● Text:
===============

Enhancing Your App Functionality with Custom OCR Models in Zoho Creator

27.06.23 02:29 PM - By CreatorScripts

Hello everyone!, we're going to discuss how Optical Character Recognition (OCR) can boost your app's performance by recognizing and extracting text from images.
The OCR model is a powerful text recognition tool capable of identifying text from various digital formats, such as documents, invoices, forms, ID cards, shipping container numbers, or vehicle number plates.
It operates primarily using a diet classifier and CRF entity extractor to gather necessary information. Zoho Creator, the platform we are using, offers two OCR options: pre-built and custom.

Pre-built versus Custom OCR Models

The pre-built OCR model extracts all the text from an image, while the custom OCR model allows you to train the model with specific data to scan and extract particular text from an image.

Building a Custom OCR Model

For this tutorial, we'll focus on constructing a custom OCR model, designed to extract specific information like the amount, address, invoice date, and due date from an invoice. This simple process involves six straightforward steps.

First, go to the Micro Services section and click on the 'Create New' button. Select 'AI models' and under custom models, choose OCR. Name your model and select the data type for training.

===============

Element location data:
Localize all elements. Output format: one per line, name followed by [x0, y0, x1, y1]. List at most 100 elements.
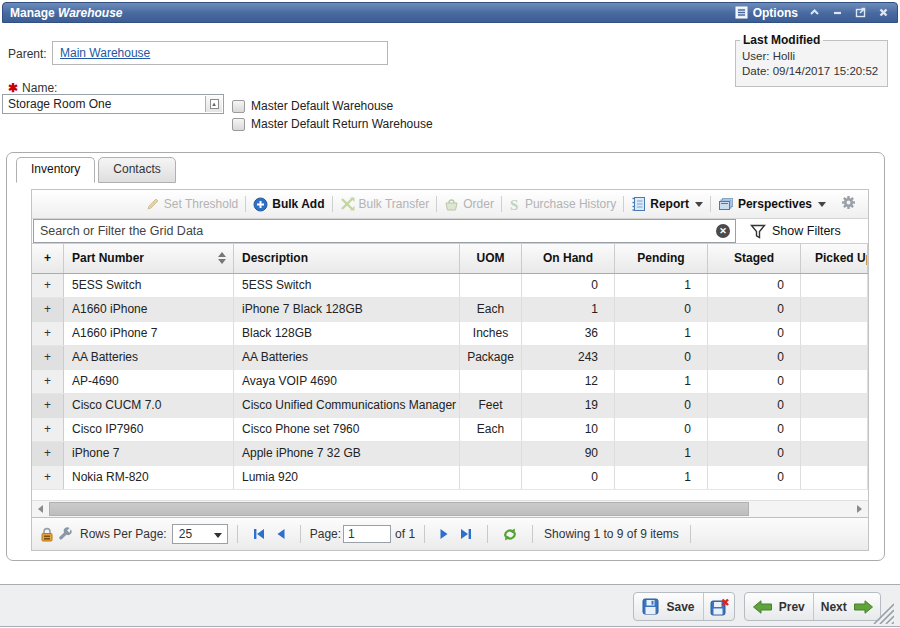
- row-expander[interactable]: +: [32, 466, 64, 489]
- tab-inventory[interactable]: Inventory: [16, 157, 95, 183]
- cell: 1: [615, 370, 708, 393]
- row-expander[interactable]: +: [32, 298, 64, 322]
- set-threshold-button[interactable]: Set Threshold: [139, 197, 246, 211]
- column-header-staged[interactable]: Staged: [708, 244, 801, 273]
- table-row[interactable]: +AP-4690Avaya VOIP 46901210: [32, 370, 868, 394]
- cell: 12: [522, 370, 615, 393]
- transfer-arrows-icon: [340, 197, 355, 211]
- table-row[interactable]: +5ESS Switch5ESS Switch010: [32, 274, 868, 298]
- report-button[interactable]: Report: [624, 196, 710, 212]
- lock-icon[interactable]: [40, 527, 54, 542]
- page-input[interactable]: 1: [343, 525, 391, 543]
- cell: Apple iPhone 7 32 GB: [234, 442, 460, 466]
- row-expander[interactable]: +: [32, 442, 64, 466]
- collapse-icon[interactable]: [808, 6, 821, 19]
- table-row[interactable]: +Nokia RM-820Lumia 920010: [32, 466, 868, 490]
- table-row[interactable]: +A1660 iPhoneiPhone 7 Black 128GBEach100: [32, 298, 868, 322]
- cell: Each: [460, 418, 522, 441]
- next-page-button[interactable]: [439, 528, 449, 540]
- footer-bar: Save Prev Next: [0, 584, 900, 627]
- window-title: Manage Warehouse: [10, 6, 123, 20]
- scrollbar-thumb[interactable]: [49, 502, 749, 516]
- cell: 0: [708, 442, 801, 466]
- bulk-add-button[interactable]: Bulk Add: [246, 197, 331, 212]
- column-header-part-number[interactable]: Part Number: [64, 244, 234, 273]
- scroll-right-arrow[interactable]: [851, 501, 868, 517]
- cell: 0: [615, 346, 708, 370]
- table-row[interactable]: +Cisco CUCM 7.0Cisco Unified Communicati…: [32, 394, 868, 418]
- parent-label: Parent:: [8, 47, 47, 61]
- cell: iPhone 7 Black 128GB: [234, 298, 460, 322]
- prev-button[interactable]: Prev: [745, 593, 813, 620]
- tab-panel: Inventory Contacts Set Threshold Bulk Ad…: [6, 152, 885, 561]
- cell: 5ESS Switch: [64, 274, 234, 297]
- options-list-icon: [735, 6, 748, 19]
- scrollbar-track[interactable]: [49, 501, 851, 517]
- table-row[interactable]: +AA BatteriesAA BatteriesPackage24300: [32, 346, 868, 370]
- resize-grip[interactable]: [870, 600, 894, 624]
- wrench-icon[interactable]: [58, 527, 73, 542]
- parent-field[interactable]: Main Warehouse: [52, 41, 388, 65]
- cell: 0: [708, 322, 801, 345]
- save-disk-icon: [642, 598, 659, 615]
- name-field-button[interactable]: ▲: [205, 96, 222, 112]
- last-modified-panel: Last Modified User: Holli Date: 09/14/20…: [735, 33, 888, 87]
- show-filters-button[interactable]: Show Filters: [736, 219, 868, 243]
- grid-toolbar: Set Threshold Bulk Add Bulk Transfer Ord…: [32, 190, 868, 219]
- checkbox-master-default-warehouse[interactable]: Master Default Warehouse: [232, 99, 393, 113]
- first-page-button[interactable]: [252, 528, 266, 540]
- perspectives-button[interactable]: Perspectives: [711, 197, 833, 212]
- row-expander[interactable]: +: [32, 322, 64, 345]
- minimize-icon[interactable]: [831, 6, 844, 19]
- save-and-close-button[interactable]: [703, 593, 734, 620]
- options-button[interactable]: Options: [735, 6, 798, 20]
- search-input[interactable]: Search or Filter the Grid Data ✕: [33, 219, 736, 243]
- scroll-left-arrow[interactable]: [32, 501, 49, 517]
- close-icon[interactable]: [877, 6, 890, 19]
- cell: [801, 370, 868, 393]
- column-header-pending[interactable]: Pending: [615, 244, 708, 273]
- checkbox-icon[interactable]: [232, 118, 245, 131]
- row-expander[interactable]: +: [32, 418, 64, 441]
- order-button[interactable]: Order: [437, 197, 501, 211]
- rows-per-page-select[interactable]: 25: [172, 524, 228, 544]
- checkbox-master-default-return-warehouse[interactable]: Master Default Return Warehouse: [232, 117, 433, 131]
- clear-search-icon[interactable]: ✕: [716, 224, 730, 238]
- cell: 1: [615, 442, 708, 466]
- column-header-expander[interactable]: +: [32, 244, 64, 273]
- column-header-uom[interactable]: UOM: [460, 244, 522, 273]
- horizontal-scrollbar[interactable]: [32, 500, 868, 517]
- cell: Each: [460, 298, 522, 322]
- table-row[interactable]: +iPhone 7Apple iPhone 7 32 GB9010: [32, 442, 868, 466]
- tab-contacts[interactable]: Contacts: [98, 157, 175, 183]
- cell: Package: [460, 346, 522, 370]
- table-row[interactable]: +Cisco IP7960Cisco Phone set 7960Each100…: [32, 418, 868, 442]
- purchase-history-button[interactable]: S Purchase History: [502, 197, 623, 212]
- popout-icon[interactable]: [854, 6, 867, 19]
- row-expander[interactable]: +: [32, 370, 64, 393]
- row-expander[interactable]: +: [32, 346, 64, 370]
- row-expander[interactable]: +: [32, 394, 64, 418]
- parent-link[interactable]: Main Warehouse: [60, 46, 150, 60]
- cell: 10: [522, 418, 615, 441]
- name-input[interactable]: Storage Room One ▲: [2, 94, 224, 114]
- checkbox-icon[interactable]: [232, 100, 245, 113]
- column-header-picked-up[interactable]: Picked Up: [801, 244, 868, 273]
- table-body: +5ESS Switch5ESS Switch010+A1660 iPhonei…: [32, 274, 868, 490]
- column-header-on-hand[interactable]: On Hand: [522, 244, 615, 273]
- cell: [801, 394, 868, 418]
- report-icon: [631, 196, 646, 212]
- save-button[interactable]: Save: [634, 593, 703, 620]
- prev-page-button[interactable]: [276, 528, 286, 540]
- cell: Black 128GB: [234, 322, 460, 345]
- column-header-description[interactable]: Description: [234, 244, 460, 273]
- search-row: Search or Filter the Grid Data ✕ Show Fi…: [32, 219, 868, 244]
- table-row[interactable]: +A1660 iPhone 7Black 128GBInches3610: [32, 322, 868, 346]
- cell: [801, 442, 868, 466]
- bulk-transfer-button[interactable]: Bulk Transfer: [333, 197, 437, 211]
- row-expander[interactable]: +: [32, 274, 64, 297]
- cell: AA Batteries: [234, 346, 460, 370]
- last-page-button[interactable]: [459, 528, 473, 540]
- grid-settings-button[interactable]: [833, 195, 862, 213]
- refresh-button[interactable]: [502, 527, 518, 542]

===============

● Set tasks:
A – Summarize the OCR article in two sentences.
B – In the OCR article, rename "diet classifier" to "intent classifier" in the passage starting at "27.06.23 02:29 PM" and ending at "from an image.", then write that passage out in full.
C – Answer these questions using the OCR article.
(i) What two tools does the OCR model primarily use to gather information?
(ii) What does the pre-built OCR model extract from an image?
(iii) In which section does the first step of building a custom OCR model begin?

● Solutions:
A – OCR in Zoho Creator recognizes and extracts text from images such as invoices, forms, ID cards, and vehicle number plates, and the platform offers a pre-built model that extracts all the text along with a custom model that can be trained to extract particular text. The tutorial builds a custom model for invoice details like the amount, address, invoice date, and due date, and the first step is to go to the Micro Services section, click 'Create New', select 'AI models', choose OCR under custom models, name the model, and select the data type for training.

B –
27.06.23 02:29 PM - By CreatorScripts

Hello everyone!, we're going to discuss how Optical Character Recognition (OCR) can boost your app's performance by recognizing and extracting text from images.
The OCR model is a powerful text recognition tool capable of identifying text from various digital formats, such as documents, invoices, forms, ID cards, shipping container numbers, or vehicle number plates.
It operates primarily using a intent classifier and CRF entity extractor to gather necessary information. Zoho Creator, the platform we are using, offers two OCR options: pre-built and custom.

Pre-built versus Custom OCR Models

The pre-built OCR model extracts all the text from an image, while the custom OCR model allows you to train the model with specific data to scan and extract particular text from an image.

C –
(i) A diet classifier and a CRF entity extractor.
(ii) All the text.
(iii) The Micro Services section.